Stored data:
/---
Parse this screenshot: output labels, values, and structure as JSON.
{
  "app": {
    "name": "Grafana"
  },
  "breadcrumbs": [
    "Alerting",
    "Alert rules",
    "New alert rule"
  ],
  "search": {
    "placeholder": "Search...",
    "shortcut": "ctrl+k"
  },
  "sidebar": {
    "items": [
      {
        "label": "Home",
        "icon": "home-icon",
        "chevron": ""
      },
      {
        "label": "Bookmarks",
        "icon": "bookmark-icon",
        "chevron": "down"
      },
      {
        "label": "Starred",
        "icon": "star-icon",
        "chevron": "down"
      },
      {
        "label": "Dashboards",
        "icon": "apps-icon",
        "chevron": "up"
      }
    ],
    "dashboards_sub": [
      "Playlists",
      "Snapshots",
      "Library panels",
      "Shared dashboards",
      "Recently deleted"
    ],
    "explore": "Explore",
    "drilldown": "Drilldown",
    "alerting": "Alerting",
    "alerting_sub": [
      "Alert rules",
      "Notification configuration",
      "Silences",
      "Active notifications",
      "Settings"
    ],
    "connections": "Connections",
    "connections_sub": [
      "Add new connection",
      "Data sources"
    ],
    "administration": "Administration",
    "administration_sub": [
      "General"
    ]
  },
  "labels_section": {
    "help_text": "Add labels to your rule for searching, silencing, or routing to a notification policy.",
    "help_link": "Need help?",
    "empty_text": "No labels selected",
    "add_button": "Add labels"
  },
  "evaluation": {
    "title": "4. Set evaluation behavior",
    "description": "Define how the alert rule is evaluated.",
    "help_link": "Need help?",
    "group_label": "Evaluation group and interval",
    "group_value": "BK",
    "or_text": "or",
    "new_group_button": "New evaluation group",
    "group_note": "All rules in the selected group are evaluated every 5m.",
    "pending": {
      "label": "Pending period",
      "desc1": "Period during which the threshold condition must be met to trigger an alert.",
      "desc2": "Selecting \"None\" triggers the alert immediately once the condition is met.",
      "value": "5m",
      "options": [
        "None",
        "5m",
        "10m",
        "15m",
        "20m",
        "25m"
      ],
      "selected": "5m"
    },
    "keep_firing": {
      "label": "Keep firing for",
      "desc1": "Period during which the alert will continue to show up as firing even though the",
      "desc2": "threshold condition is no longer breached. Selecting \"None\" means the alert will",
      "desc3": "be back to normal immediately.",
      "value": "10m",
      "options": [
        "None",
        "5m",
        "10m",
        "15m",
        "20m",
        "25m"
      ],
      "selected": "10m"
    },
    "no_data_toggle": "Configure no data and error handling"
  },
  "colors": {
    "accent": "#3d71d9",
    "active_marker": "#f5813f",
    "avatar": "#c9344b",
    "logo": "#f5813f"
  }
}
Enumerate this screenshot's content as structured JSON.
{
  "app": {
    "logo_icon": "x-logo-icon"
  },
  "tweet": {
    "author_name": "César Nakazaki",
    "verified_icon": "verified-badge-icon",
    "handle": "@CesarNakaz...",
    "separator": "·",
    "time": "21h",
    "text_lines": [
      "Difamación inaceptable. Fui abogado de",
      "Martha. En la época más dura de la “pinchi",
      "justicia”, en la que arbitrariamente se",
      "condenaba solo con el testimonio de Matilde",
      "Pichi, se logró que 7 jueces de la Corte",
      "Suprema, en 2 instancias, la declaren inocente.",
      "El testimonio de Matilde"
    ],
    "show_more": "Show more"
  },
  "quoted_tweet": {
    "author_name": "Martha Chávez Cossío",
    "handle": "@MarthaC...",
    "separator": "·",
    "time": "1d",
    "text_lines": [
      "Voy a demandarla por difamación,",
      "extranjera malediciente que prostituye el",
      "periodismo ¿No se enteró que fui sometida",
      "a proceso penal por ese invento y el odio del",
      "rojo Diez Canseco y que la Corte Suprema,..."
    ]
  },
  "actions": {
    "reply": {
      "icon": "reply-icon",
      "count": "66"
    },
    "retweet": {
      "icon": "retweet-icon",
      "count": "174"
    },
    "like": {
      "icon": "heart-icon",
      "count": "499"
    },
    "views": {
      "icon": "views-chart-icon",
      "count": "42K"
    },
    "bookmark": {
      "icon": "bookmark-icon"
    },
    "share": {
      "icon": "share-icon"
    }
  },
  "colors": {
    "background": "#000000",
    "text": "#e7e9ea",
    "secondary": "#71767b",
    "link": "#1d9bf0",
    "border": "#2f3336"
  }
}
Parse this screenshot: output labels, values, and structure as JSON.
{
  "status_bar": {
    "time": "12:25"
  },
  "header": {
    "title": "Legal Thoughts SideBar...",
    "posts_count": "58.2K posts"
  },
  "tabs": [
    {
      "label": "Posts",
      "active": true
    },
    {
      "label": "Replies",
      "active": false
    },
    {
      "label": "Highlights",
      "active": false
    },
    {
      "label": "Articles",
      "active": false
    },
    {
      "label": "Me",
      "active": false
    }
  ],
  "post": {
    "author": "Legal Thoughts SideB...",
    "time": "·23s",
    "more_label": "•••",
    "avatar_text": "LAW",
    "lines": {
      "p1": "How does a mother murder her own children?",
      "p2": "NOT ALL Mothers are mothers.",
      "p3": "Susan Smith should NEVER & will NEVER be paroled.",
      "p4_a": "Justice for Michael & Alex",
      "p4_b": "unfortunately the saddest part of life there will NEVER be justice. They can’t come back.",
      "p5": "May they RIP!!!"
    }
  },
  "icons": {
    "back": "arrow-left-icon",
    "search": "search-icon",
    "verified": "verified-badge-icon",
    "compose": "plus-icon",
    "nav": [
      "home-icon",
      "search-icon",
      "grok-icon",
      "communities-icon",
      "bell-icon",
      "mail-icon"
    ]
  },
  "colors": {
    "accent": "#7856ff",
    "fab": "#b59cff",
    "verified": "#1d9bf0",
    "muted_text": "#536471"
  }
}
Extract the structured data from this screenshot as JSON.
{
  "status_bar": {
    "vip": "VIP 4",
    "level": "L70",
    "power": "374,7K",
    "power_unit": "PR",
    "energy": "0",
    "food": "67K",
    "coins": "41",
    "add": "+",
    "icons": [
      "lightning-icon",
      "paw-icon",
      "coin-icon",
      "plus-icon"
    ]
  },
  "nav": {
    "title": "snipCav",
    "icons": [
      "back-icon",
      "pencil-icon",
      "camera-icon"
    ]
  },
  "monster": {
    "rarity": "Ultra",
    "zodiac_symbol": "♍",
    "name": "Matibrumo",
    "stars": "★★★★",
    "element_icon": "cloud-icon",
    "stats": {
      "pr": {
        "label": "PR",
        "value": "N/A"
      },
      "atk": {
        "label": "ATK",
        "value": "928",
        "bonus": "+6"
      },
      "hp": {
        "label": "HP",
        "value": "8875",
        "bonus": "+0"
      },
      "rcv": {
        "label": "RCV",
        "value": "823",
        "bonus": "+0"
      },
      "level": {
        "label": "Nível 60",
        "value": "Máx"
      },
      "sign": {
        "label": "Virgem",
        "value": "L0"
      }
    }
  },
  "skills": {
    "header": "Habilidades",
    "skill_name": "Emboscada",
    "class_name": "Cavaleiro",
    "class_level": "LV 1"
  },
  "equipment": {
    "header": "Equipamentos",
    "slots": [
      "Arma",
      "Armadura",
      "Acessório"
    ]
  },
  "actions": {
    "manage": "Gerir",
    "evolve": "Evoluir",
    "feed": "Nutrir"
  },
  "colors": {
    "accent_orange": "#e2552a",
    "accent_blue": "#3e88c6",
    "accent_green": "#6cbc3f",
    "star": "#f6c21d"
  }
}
\---
JOB – Repeat the preceding lines exactly, please, every one of them.

SOLVED PROBLEM –
Parse this screenshot: output labels, values, and structure as JSON.
{
  "app": {
    "name": "Grafana"
  },
  "breadcrumbs": [
    "Alerting",
    "Alert rules",
    "New alert rule"
  ],
  "search": {
    "placeholder": "Search...",
    "shortcut": "ctrl+k"
  },
  "sidebar": {
    "items": [
      {
        "label": "Home",
        "icon": "home-icon",
        "chevron": ""
      },
      {
        "label": "Bookmarks",
        "icon": "bookmark-icon",
        "chevron": "down"
      },
      {
        "label": "Starred",
        "icon": "star-icon",
        "chevron": "down"
      },
      {
        "label": "Dashboards",
        "icon": "apps-icon",
        "chevron": "up"
      }
    ],
    "dashboards_sub": [
      "Playlists",
      "Snapshots",
      "Library panels",
      "Shared dashboards",
      "Recently deleted"
    ],
    "explore": "Explore",
    "drilldown": "Drilldown",
    "alerting": "Alerting",
    "alerting_sub": [
      "Alert rules",
      "Notification configuration",
      "Silences",
      "Active notifications",
      "Settings"
    ],
    "connections": "Connections",
    "connections_sub": [
      "Add new connection",
      "Data sources"
    ],
    "administration": "Administration",
    "administration_sub": [
      "General"
    ]
  },
  "labels_section": {
    "help_text": "Add labels to your rule for searching, silencing, or routing to a notification policy.",
    "help_link": "Need help?",
    "empty_text": "No labels selected",
    "add_button": "Add labels"
  },
  "evaluation": {
    "title": "4. Set evaluation behavior",
    "description": "Define how the alert rule is evaluated.",
    "help_link": "Need help?",
    "group_label": "Evaluation group and interval",
    "group_value": "BK",
    "or_text": "or",
    "new_group_button": "New evaluation group",
    "group_note": "All rules in the selected group are evaluated every 5m.",
    "pending": {
      "label": "Pending period",
      "desc1": "Period during which the threshold condition must be met to trigger an alert.",
      "desc2": "Selecting \"None\" triggers the alert immediately once the condition is met.",
      "value": "5m",
      "options": [
        "None",
        "5m",
        "10m",
        "15m",
        "20m",
        "25m"
      ],
      "selected": "5m"
    },
    "keep_firing": {
      "label": "Keep firing for",
      "desc1": "Period during which the alert will continue to show up as firing even though the",
      "desc2": "threshold condition is no longer breached. Selecting \"None\" means the alert will",
      "desc3": "be back to normal immediately.",
      "value": "10m",
      "options": [
        "None",
        "5m",
        "10m",
        "15m",
        "20m",
        "25m"
      ],
      "selected": "10m"
    },
    "no_data_toggle": "Configure no data and error handling"
  },
  "colors": {
    "accent": "#3d71d9",
    "active_marker": "#f5813f",
    "avatar": "#c9344b",
    "logo": "#f5813f"
  }
}
Enumerate this screenshot's content as structured JSON.
{
  "app": {
    "logo_icon": "x-logo-icon"
  },
  "tweet": {
    "author_name": "César Nakazaki",
    "verified_icon": "verified-badge-icon",
    "handle": "@CesarNakaz...",
    "separator": "·",
    "time": "21h",
    "text_lines": [
      "Difamación inaceptable. Fui abogado de",
      "Martha. En la época más dura de la “pinchi",
      "justicia”, en la que arbitrariamente se",
      "condenaba solo con el testimonio de Matilde",
      "Pichi, se logró que 7 jueces de la Corte",
      "Suprema, en 2 instancias, la declaren inocente.",
      "El testimonio de Matilde"
    ],
    "show_more": "Show more"
  },
  "quoted_tweet": {
    "author_name": "Martha Chávez Cossío",
    "handle": "@MarthaC...",
    "separator": "·",
    "time": "1d",
    "text_lines": [
      "Voy a demandarla por difamación,",
      "extranjera malediciente que prostituye el",
      "periodismo ¿No se enteró que fui sometida",
      "a proceso penal por ese invento y el odio del",
      "rojo Diez Canseco y que la Corte Suprema,..."
    ]
  },
  "actions": {
    "reply": {
      "icon": "reply-icon",
      "count": "66"
    },
    "retweet": {
      "icon": "retweet-icon",
      "count": "174"
    },
    "like": {
      "icon": "heart-icon",
      "count": "499"
    },
    "views": {
      "icon": "views-chart-icon",
      "count": "42K"
    },
    "bookmark": {
      "icon": "bookmark-icon"
    },
    "share": {
      "icon": "share-icon"
    }
  },
  "colors": {
    "background": "#000000",
    "text": "#e7e9ea",
    "secondary": "#71767b",
    "link": "#1d9bf0",
    "border": "#2f3336"
  }
}
Parse this screenshot: output labels, values, and structure as JSON.
{
  "status_bar": {
    "time": "12:25"
  },
  "header": {
    "title": "Legal Thoughts SideBar...",
    "posts_count": "58.2K posts"
  },
  "tabs": [
    {
      "label": "Posts",
      "active": true
    },
    {
      "label": "Replies",
      "active": false
    },
    {
      "label": "Highlights",
      "active": false
    },
    {
      "label": "Articles",
      "active": false
    },
    {
      "label": "Me",
      "active": false
    }
  ],
  "post": {
    "author": "Legal Thoughts SideB...",
    "time": "·23s",
    "more_label": "•••",
    "avatar_text": "LAW",
    "lines": {
      "p1": "How does a mother murder her own children?",
      "p2": "NOT ALL Mothers are mothers.",
      "p3": "Susan Smith should NEVER & will NEVER be paroled.",
      "p4_a": "Justice for Michael & Alex",
      "p4_b": "unfortunately the saddest part of life there will NEVER be justice. They can’t come back.",
      "p5": "May they RIP!!!"
    }
  },
  "icons": {
    "back": "arrow-left-icon",
    "search": "search-icon",
    "verified": "verified-badge-icon",
    "compose": "plus-icon",
    "nav": [
      "home-icon",
      "search-icon",
      "grok-icon",
      "communities-icon",
      "bell-icon",
      "mail-icon"
    ]
  },
  "colors": {
    "accent": "#7856ff",
    "fab": "#b59cff",
    "verified": "#1d9bf0",
    "muted_text": "#536471"
  }
}
Extract the structured data from this screenshot as JSON.
{
  "status_bar": {
    "vip": "VIP 4",
    "level": "L70",
    "power": "374,7K",
    "power_unit": "PR",
    "energy": "0",
    "food": "67K",
    "coins": "41",
    "add": "+",
    "icons": [
      "lightning-icon",
      "paw-icon",
      "coin-icon",
      "plus-icon"
    ]
  },
  "nav": {
    "title": "snipCav",
    "icons": [
      "back-icon",
      "pencil-icon",
      "camera-icon"
    ]
  },
  "monster": {
    "rarity": "Ultra",
    "zodiac_symbol": "♍",
    "name": "Matibrumo",
    "stars": "★★★★",
    "element_icon": "cloud-icon",
    "stats": {
      "pr": {
        "label": "PR",
        "value": "N/A"
      },
      "atk": {
        "label": "ATK",
        "value": "928",
        "bonus": "+6"
      },
      "hp": {
        "label": "HP",
        "value": "8875",
        "bonus": "+0"
      },
      "rcv": {
        "label": "RCV",
        "value": "823",
        "bonus": "+0"
      },
      "level": {
        "label": "Nível 60",
        "value": "Máx"
      },
      "sign": {
        "label": "Virgem",
        "value": "L0"
      }
    }
  },
  "skills": {
    "header": "Habilidades",
    "skill_name": "Emboscada",
    "class_name": "Cavaleiro",
    "class_level": "LV 1"
  },
  "equipment": {
    "header": "Equipamentos",
    "slots": [
      "Arma",
      "Armadura",
      "Acessório"
    ]
  },
  "actions": {
    "manage": "Gerir",
    "evolve": "Evoluir",
    "feed": "Nutrir"
  },
  "colors": {
    "accent_orange": "#e2552a",
    "accent_blue": "#3e88c6",
    "accent_green": "#6cbc3f",
    "star": "#f6c21d"
  }
}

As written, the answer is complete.